◆ What this task involves ◆
Your copy of the material below should match it exactly, except that it holds no pictures.

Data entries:
— Begin —

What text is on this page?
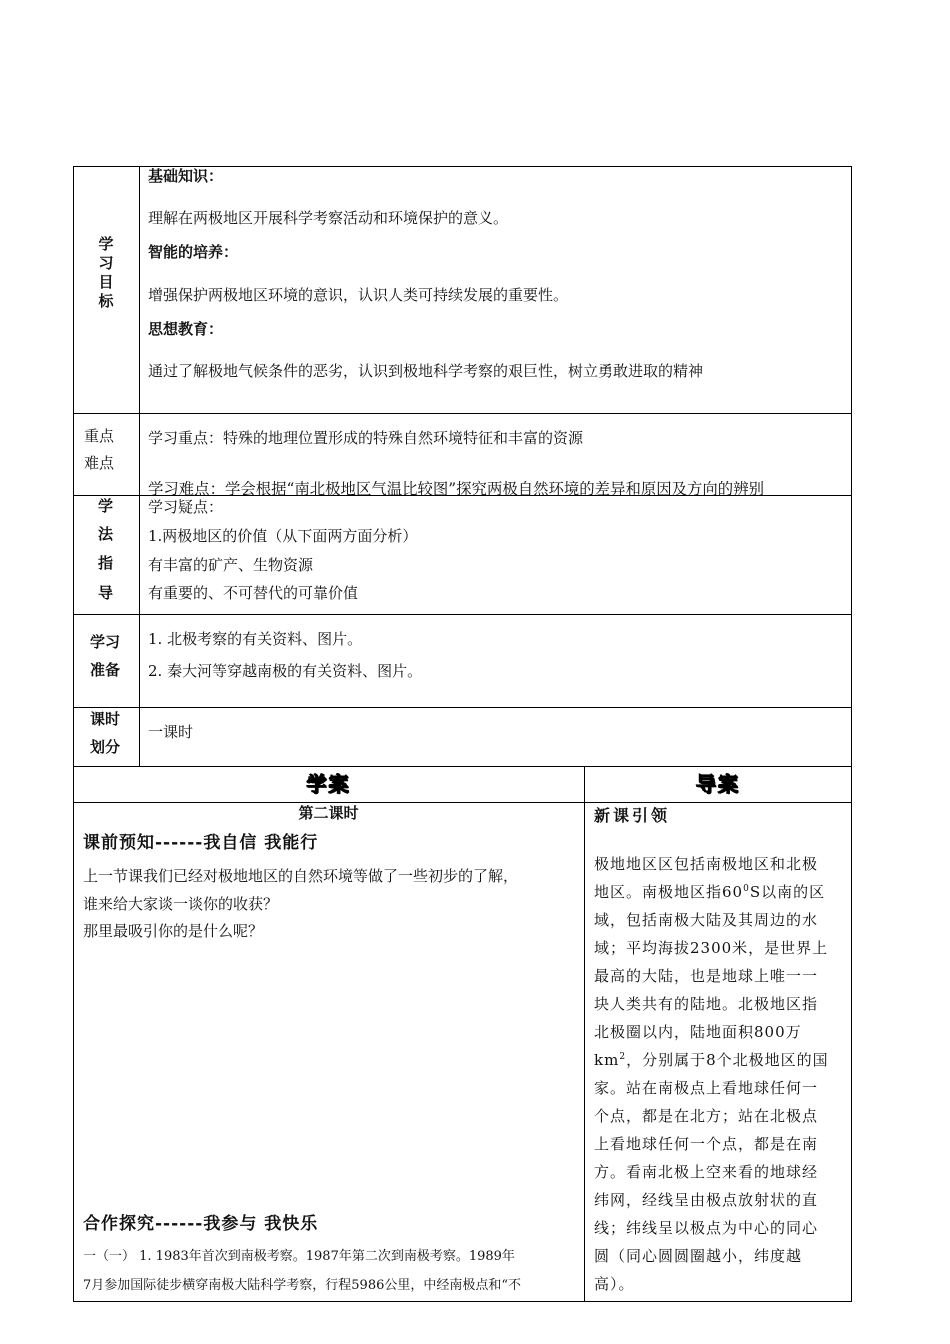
学习目标
基础知识：
理解在两极地区开展科学考察活动和环境保护的意义。
智能的培养：
增强保护两极地区环境的意识，认识人类可持续发展的重要性。
思想教育：
通过了解极地气候条件的恶劣，认识到极地科学考察的艰巨性，树立勇敢进取的精神
重点
难点
学习重点：特殊的地理位置形成的特殊自然环境特征和丰富的资源
学习难点：学会根据“南北极地区气温比较图”探究两极自然环境的差异和原因及方向的辨别
学
法
指
导
学习疑点：
1.两极地区的价值（从下面两方面分析）
有丰富的矿产、生物资源
有重要的、不可替代的可靠价值
学习
准备
1. 北极考察的有关资料、图片。
2. 秦大河等穿越南极的有关资料、图片。
课时
划分
一课时
学案	导案
第二课时
课前预知------我自信 我能行
上一节课我们已经对极地地区的自然环境等做了一些初步的了解，
谁来给大家谈一谈你的收获？
那里最吸引你的是什么呢？
合作探究------我参与 我快乐
一（一） 1. 1983年首次到南极考察。1987年第二次到南极考察。1989年
7月参加国际徒步横穿南极大陆科学考察，行程5986公里，中经南极点和“不
新课引领
极地地区区包括南极地区和北极
地区。南极地区指$60^0S$以南的区
域，包括南极大陆及其周边的水
域；平均海拔2300米，是世界上
最高的大陆，也是地球上唯一一
块人类共有的陆地。北极地区指
北极圈以内，陆地面积800万
$km^2$，分别属于8个北极地区的国
家。站在南极点上看地球任何一
个点，都是在北方；站在北极点
上看地球任何一个点，都是在南
方。看南北极上空来看的地球经
纬网，经线呈由极点放射状的直
线；纬线呈以极点为中心的同心
圆（同心圆圆圈越小，纬度越
高）。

— End —

◆ Solution ◆
What text is on this page?
学习目标
基础知识：
理解在两极地区开展科学考察活动和环境保护的意义。
智能的培养：
增强保护两极地区环境的意识，认识人类可持续发展的重要性。
思想教育：
通过了解极地气候条件的恶劣，认识到极地科学考察的艰巨性，树立勇敢进取的精神
重点
难点
学习重点：特殊的地理位置形成的特殊自然环境特征和丰富的资源
学习难点：学会根据“南北极地区气温比较图”探究两极自然环境的差异和原因及方向的辨别
学
法
指
导
学习疑点：
1.两极地区的价值（从下面两方面分析）
有丰富的矿产、生物资源
有重要的、不可替代的可靠价值
学习
准备
1. 北极考察的有关资料、图片。
2. 秦大河等穿越南极的有关资料、图片。
课时
划分
一课时
学案	导案
第二课时
课前预知------我自信 我能行
上一节课我们已经对极地地区的自然环境等做了一些初步的了解，
谁来给大家谈一谈你的收获？
那里最吸引你的是什么呢？
合作探究------我参与 我快乐
一（一） 1. 1983年首次到南极考察。1987年第二次到南极考察。1989年
7月参加国际徒步横穿南极大陆科学考察，行程5986公里，中经南极点和“不
新课引领
极地地区区包括南极地区和北极
地区。南极地区指$60^0S$以南的区
域，包括南极大陆及其周边的水
域；平均海拔2300米，是世界上
最高的大陆，也是地球上唯一一
块人类共有的陆地。北极地区指
北极圈以内，陆地面积800万
$km^2$，分别属于8个北极地区的国
家。站在南极点上看地球任何一
个点，都是在北方；站在北极点
上看地球任何一个点，都是在南
方。看南北极上空来看的地球经
纬网，经线呈由极点放射状的直
线；纬线呈以极点为中心的同心
圆（同心圆圆圈越小，纬度越
高）。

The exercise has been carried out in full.